:: SOURCE MATERIAL ::

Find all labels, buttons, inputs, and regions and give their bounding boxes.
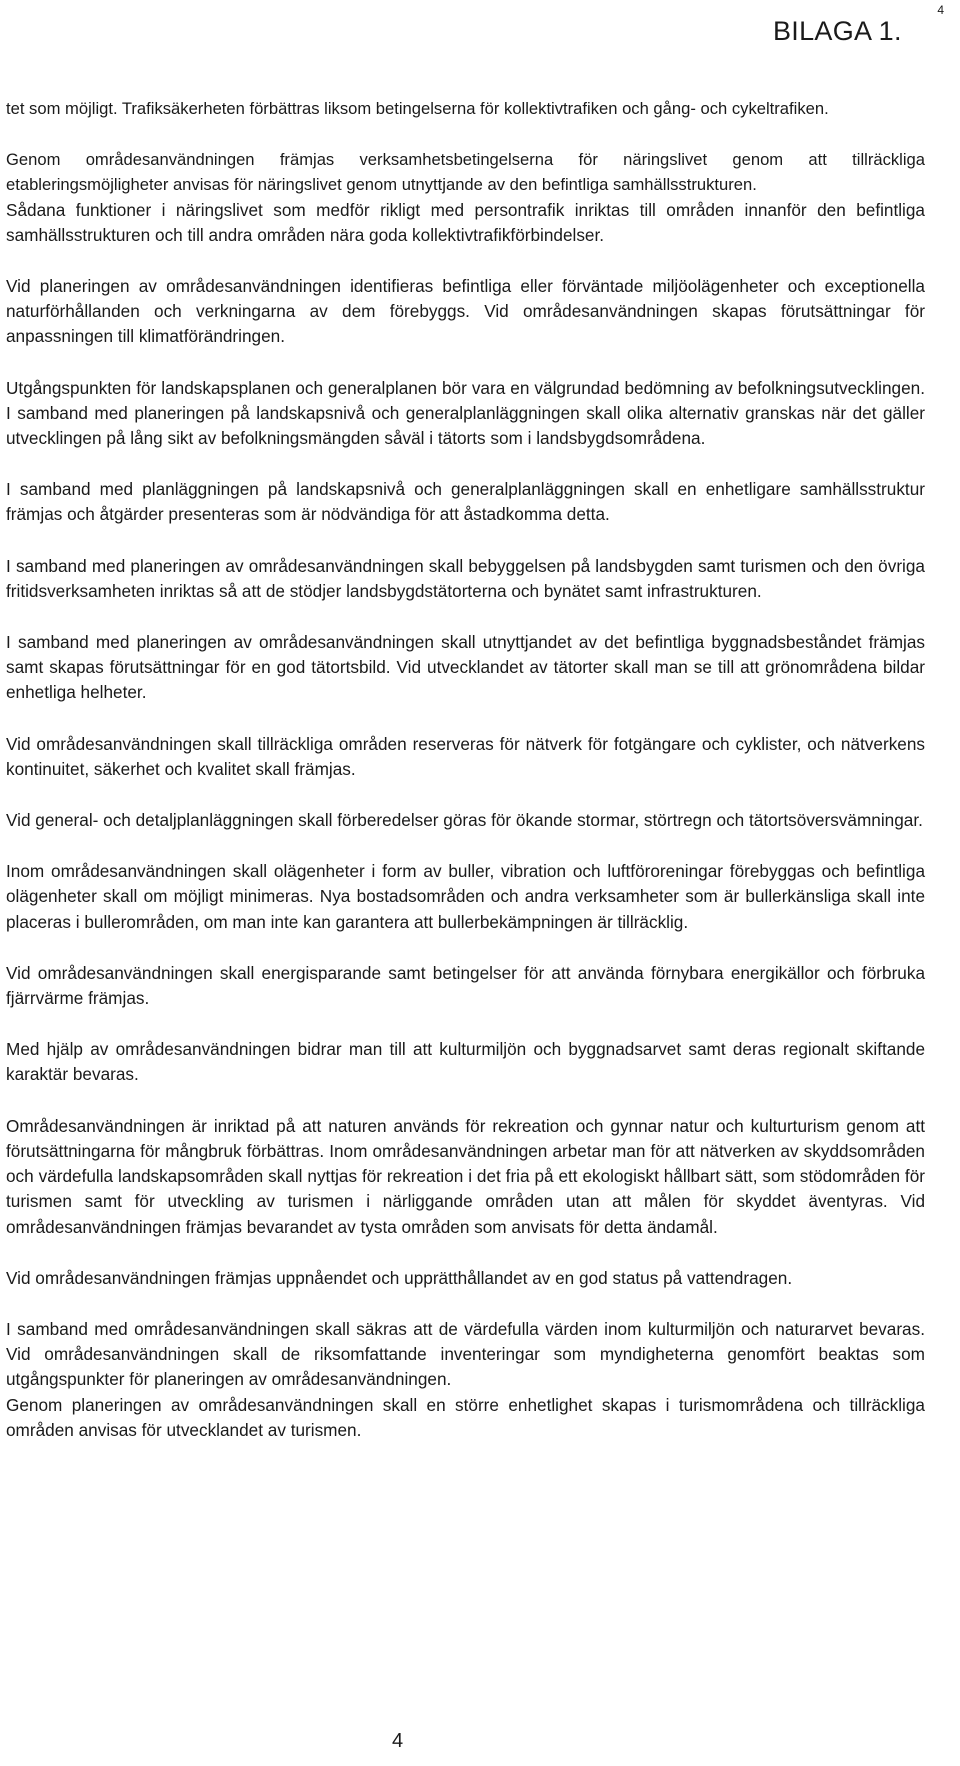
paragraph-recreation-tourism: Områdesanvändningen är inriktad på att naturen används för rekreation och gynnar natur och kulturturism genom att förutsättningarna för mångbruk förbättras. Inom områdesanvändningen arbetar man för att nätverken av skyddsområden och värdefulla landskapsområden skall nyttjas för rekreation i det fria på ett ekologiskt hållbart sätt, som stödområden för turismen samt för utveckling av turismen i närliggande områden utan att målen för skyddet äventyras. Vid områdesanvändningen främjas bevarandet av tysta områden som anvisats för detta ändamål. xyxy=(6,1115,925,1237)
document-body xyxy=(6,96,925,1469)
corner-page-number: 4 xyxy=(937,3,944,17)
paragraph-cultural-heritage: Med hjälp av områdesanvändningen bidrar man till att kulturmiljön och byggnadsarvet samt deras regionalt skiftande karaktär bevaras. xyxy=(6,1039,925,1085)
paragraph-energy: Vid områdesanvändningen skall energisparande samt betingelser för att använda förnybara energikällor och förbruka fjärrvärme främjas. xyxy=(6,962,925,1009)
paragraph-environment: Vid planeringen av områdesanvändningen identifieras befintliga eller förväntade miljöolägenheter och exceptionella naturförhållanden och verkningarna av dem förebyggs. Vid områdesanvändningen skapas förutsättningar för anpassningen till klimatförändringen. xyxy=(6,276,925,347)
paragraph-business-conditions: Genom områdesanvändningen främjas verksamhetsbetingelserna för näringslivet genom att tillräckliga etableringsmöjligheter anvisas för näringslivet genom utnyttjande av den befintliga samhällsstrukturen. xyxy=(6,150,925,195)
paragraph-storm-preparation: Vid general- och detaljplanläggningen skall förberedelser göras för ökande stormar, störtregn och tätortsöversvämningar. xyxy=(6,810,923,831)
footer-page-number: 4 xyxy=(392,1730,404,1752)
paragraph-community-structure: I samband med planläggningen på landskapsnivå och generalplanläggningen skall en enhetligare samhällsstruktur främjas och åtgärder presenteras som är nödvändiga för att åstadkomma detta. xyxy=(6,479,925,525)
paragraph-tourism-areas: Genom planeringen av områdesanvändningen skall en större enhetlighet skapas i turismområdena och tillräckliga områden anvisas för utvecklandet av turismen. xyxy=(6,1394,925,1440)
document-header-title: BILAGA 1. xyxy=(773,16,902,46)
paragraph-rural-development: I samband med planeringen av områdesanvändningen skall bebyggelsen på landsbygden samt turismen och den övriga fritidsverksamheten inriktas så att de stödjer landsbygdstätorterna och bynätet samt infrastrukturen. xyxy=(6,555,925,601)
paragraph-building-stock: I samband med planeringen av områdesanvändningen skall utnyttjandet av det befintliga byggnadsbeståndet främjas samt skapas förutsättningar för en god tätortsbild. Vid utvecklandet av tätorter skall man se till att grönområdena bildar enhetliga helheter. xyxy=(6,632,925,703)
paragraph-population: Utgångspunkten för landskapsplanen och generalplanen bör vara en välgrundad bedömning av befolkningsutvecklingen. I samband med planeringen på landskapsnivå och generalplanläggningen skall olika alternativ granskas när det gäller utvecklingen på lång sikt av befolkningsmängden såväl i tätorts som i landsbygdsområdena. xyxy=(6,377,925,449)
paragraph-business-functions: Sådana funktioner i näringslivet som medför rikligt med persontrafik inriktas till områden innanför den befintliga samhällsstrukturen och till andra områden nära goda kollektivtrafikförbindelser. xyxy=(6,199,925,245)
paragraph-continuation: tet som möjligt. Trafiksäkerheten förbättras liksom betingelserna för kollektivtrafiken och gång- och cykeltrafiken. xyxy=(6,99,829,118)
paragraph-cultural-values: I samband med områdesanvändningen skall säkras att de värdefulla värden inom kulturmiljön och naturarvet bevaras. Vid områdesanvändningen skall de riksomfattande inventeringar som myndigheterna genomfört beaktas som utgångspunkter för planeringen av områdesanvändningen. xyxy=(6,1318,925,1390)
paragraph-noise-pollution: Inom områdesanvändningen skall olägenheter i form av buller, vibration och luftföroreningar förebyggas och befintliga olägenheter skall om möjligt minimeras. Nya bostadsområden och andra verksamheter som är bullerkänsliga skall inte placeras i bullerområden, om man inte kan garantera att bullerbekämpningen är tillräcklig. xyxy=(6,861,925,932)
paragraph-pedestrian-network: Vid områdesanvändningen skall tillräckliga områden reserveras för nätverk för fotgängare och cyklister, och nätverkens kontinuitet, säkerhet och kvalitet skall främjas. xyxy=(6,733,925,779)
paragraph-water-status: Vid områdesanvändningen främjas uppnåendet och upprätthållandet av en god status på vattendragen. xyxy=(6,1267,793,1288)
* * *
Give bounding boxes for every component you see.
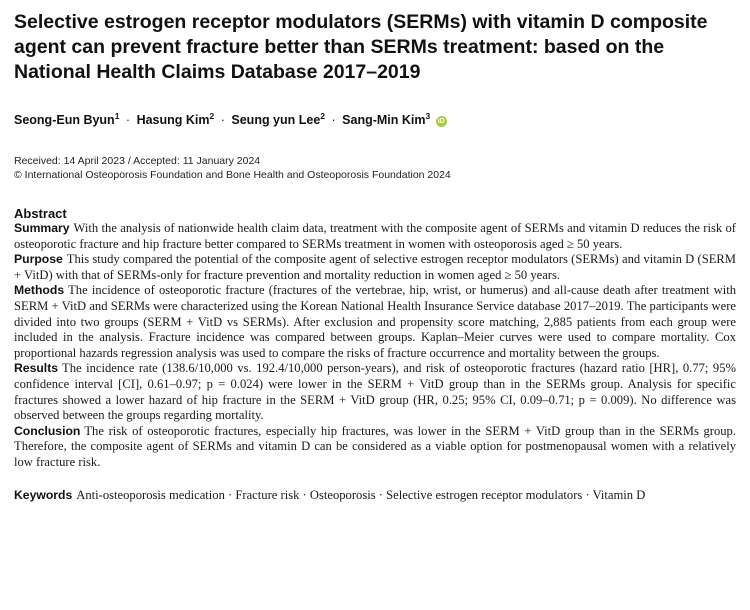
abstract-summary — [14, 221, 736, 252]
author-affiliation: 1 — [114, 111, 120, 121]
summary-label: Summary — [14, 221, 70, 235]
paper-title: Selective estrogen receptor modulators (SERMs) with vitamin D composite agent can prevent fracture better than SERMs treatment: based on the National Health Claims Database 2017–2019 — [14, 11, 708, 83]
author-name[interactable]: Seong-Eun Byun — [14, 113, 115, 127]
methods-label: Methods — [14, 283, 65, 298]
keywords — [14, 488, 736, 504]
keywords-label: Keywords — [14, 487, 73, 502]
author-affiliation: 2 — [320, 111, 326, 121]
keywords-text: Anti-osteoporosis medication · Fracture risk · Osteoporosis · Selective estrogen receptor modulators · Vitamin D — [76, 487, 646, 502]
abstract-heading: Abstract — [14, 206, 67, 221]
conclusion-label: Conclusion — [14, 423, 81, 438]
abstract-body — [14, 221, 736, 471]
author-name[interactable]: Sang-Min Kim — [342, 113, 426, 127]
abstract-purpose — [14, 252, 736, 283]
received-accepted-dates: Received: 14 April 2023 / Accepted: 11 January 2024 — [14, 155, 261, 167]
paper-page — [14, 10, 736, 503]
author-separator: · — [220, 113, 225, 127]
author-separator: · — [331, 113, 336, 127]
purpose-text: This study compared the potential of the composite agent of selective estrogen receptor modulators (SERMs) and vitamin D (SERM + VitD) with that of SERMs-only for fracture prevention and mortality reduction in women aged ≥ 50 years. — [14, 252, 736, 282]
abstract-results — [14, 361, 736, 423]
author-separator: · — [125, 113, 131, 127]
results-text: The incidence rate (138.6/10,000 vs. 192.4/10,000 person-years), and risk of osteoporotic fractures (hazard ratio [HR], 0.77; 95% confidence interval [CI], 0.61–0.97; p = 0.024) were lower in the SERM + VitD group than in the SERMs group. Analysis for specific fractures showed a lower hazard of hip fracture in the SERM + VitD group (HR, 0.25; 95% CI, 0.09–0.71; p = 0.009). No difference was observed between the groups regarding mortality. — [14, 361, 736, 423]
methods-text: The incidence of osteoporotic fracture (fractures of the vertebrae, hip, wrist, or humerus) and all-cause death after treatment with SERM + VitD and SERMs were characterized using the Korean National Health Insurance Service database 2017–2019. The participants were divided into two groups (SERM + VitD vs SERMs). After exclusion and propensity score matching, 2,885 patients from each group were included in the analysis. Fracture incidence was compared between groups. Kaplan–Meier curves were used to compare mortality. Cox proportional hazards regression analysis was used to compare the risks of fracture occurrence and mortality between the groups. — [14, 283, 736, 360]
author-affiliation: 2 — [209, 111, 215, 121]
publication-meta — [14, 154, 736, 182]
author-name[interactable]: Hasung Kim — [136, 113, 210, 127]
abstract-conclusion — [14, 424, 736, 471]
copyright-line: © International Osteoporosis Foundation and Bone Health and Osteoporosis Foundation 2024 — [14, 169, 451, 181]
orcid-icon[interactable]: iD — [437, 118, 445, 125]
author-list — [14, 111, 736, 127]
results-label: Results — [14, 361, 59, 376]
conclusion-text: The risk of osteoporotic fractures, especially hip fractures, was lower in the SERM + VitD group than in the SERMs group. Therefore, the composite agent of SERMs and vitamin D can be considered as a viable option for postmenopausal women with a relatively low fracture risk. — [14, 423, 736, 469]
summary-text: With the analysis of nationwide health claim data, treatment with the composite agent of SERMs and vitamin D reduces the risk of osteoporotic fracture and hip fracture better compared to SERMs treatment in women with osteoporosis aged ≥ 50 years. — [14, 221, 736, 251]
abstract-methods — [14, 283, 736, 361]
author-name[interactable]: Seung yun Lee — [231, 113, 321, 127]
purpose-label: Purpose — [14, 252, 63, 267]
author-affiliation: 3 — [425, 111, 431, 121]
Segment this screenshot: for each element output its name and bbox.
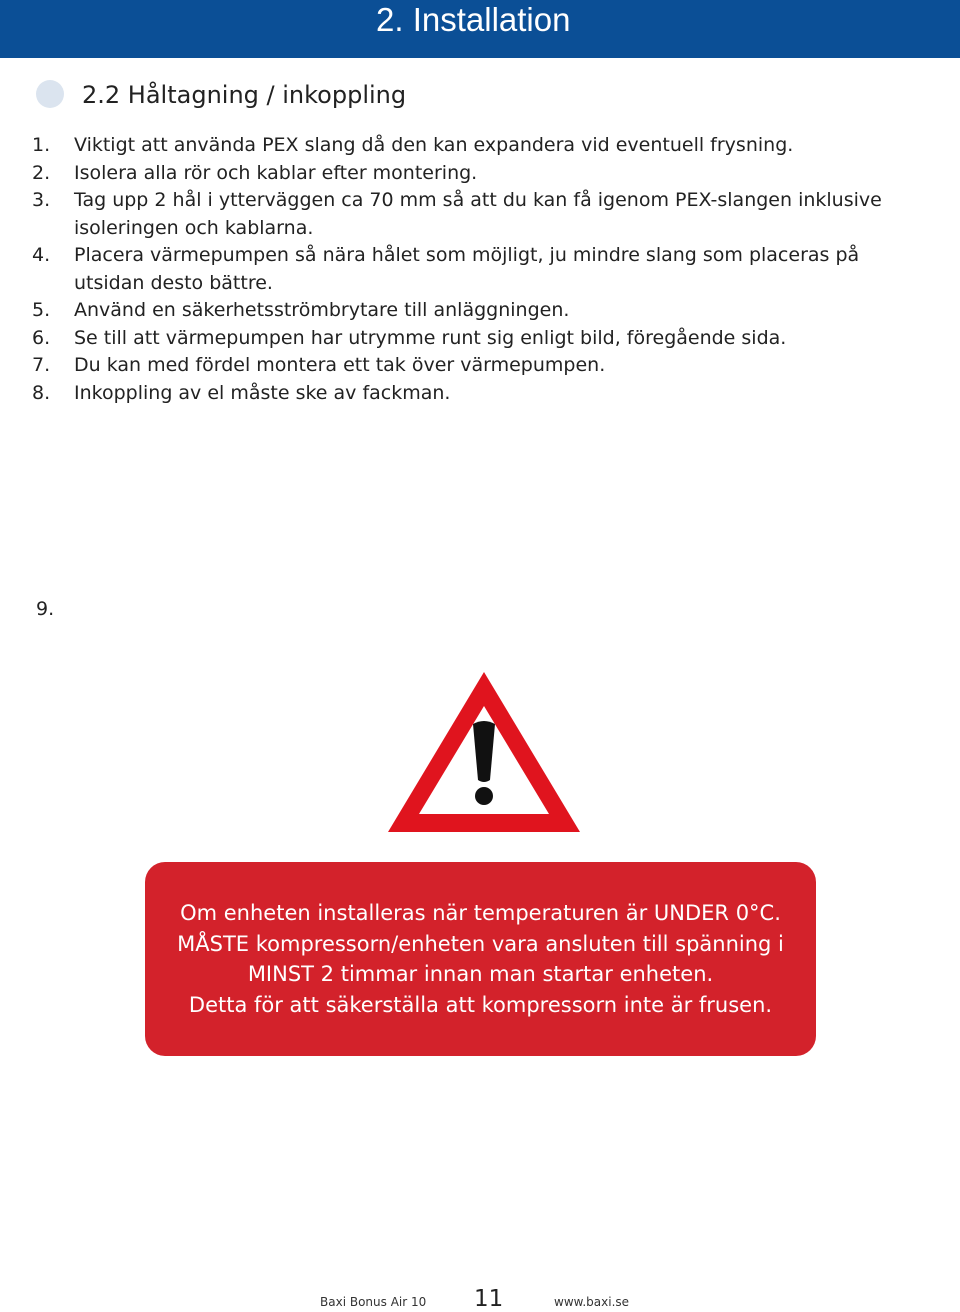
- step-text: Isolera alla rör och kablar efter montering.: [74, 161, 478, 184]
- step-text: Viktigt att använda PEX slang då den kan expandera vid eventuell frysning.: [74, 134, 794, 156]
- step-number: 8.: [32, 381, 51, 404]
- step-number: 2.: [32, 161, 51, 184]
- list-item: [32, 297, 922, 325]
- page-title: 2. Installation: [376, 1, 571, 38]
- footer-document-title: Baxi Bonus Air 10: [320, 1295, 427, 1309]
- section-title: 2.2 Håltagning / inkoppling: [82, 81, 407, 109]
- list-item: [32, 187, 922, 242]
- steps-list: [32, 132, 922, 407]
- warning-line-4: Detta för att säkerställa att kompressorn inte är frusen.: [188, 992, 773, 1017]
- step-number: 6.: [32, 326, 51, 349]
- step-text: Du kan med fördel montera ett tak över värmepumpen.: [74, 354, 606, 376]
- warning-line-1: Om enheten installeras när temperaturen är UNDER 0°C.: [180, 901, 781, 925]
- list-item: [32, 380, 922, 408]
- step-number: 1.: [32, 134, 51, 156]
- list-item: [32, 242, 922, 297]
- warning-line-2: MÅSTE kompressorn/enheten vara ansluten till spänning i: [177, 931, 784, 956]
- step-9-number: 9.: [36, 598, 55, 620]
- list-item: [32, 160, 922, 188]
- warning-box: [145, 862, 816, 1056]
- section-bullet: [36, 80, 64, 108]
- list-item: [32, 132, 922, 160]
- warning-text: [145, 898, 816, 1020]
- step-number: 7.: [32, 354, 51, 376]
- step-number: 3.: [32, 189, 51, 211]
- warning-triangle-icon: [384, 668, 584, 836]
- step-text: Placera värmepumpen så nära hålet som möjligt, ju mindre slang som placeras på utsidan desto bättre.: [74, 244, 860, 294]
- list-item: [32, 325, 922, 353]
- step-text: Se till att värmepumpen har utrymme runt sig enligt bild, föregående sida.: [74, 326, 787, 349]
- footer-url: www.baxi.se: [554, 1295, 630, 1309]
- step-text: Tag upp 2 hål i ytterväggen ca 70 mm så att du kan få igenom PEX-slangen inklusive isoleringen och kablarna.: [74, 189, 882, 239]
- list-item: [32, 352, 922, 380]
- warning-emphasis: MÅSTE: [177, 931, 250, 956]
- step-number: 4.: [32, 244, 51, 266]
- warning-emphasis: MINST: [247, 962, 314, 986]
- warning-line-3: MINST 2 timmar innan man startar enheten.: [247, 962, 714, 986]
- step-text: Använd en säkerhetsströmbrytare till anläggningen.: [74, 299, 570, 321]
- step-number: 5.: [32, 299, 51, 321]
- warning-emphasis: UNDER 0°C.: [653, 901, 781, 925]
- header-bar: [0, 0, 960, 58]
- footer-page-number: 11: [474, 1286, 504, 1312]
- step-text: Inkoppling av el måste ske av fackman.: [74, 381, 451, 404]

:: ASSIGNMENT ::
Count how many lines above contain the word "affiliation". Reply with the number alone.

:: ANSWER TO THIS TASK ::
4